§ Provided data:
+---+

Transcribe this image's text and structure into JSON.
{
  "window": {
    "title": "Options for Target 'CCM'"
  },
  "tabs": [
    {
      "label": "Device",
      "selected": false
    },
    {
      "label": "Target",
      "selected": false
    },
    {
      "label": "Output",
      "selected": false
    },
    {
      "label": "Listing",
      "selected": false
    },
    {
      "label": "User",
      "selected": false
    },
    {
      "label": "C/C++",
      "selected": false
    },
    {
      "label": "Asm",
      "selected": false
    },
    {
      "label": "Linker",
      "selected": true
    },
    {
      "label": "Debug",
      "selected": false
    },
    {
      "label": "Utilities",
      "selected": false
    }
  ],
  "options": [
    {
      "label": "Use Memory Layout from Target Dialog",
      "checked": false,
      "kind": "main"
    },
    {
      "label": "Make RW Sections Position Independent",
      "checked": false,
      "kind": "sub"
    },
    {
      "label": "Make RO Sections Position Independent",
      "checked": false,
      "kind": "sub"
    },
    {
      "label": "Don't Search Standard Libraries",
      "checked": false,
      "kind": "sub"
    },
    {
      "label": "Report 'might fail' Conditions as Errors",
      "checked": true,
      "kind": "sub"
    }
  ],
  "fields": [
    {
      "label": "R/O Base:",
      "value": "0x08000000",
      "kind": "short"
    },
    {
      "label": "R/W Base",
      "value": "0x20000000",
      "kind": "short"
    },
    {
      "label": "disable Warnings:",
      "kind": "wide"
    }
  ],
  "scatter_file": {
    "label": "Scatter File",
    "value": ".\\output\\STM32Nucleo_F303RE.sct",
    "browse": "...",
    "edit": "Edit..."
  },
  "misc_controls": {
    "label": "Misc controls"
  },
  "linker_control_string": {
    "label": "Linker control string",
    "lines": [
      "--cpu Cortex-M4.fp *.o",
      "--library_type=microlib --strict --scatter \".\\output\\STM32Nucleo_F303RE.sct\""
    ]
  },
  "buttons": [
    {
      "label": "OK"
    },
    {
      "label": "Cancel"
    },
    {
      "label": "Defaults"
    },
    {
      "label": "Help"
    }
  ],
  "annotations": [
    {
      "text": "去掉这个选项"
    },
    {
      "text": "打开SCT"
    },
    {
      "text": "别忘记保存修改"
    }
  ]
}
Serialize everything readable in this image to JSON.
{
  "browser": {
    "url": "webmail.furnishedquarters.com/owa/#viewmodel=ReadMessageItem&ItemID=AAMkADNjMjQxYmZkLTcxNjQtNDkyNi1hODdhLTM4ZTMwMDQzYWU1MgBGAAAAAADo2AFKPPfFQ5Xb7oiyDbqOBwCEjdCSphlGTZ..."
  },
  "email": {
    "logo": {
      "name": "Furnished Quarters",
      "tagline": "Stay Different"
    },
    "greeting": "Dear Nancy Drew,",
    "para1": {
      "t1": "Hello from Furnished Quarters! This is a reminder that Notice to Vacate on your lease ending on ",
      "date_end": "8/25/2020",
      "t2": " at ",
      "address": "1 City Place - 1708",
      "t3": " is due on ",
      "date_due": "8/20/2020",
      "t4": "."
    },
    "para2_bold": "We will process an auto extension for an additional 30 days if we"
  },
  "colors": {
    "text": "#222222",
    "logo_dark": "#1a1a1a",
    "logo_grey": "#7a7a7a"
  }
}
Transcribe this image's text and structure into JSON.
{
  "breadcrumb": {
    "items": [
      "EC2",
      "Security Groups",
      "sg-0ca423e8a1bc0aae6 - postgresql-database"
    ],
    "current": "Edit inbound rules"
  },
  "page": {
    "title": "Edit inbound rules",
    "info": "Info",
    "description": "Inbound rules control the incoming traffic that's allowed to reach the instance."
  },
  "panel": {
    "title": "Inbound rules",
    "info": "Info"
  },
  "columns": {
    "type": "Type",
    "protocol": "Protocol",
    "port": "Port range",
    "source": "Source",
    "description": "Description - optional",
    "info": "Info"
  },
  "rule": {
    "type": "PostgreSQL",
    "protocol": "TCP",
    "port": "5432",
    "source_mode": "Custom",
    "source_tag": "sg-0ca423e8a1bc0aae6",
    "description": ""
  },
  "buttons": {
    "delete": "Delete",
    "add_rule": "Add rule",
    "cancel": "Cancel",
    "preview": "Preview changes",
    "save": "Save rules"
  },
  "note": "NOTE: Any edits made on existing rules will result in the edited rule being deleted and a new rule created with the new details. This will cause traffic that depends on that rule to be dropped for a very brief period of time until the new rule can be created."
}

+---+

Going over the lines above, work out how many include "Target", then give only that number.

3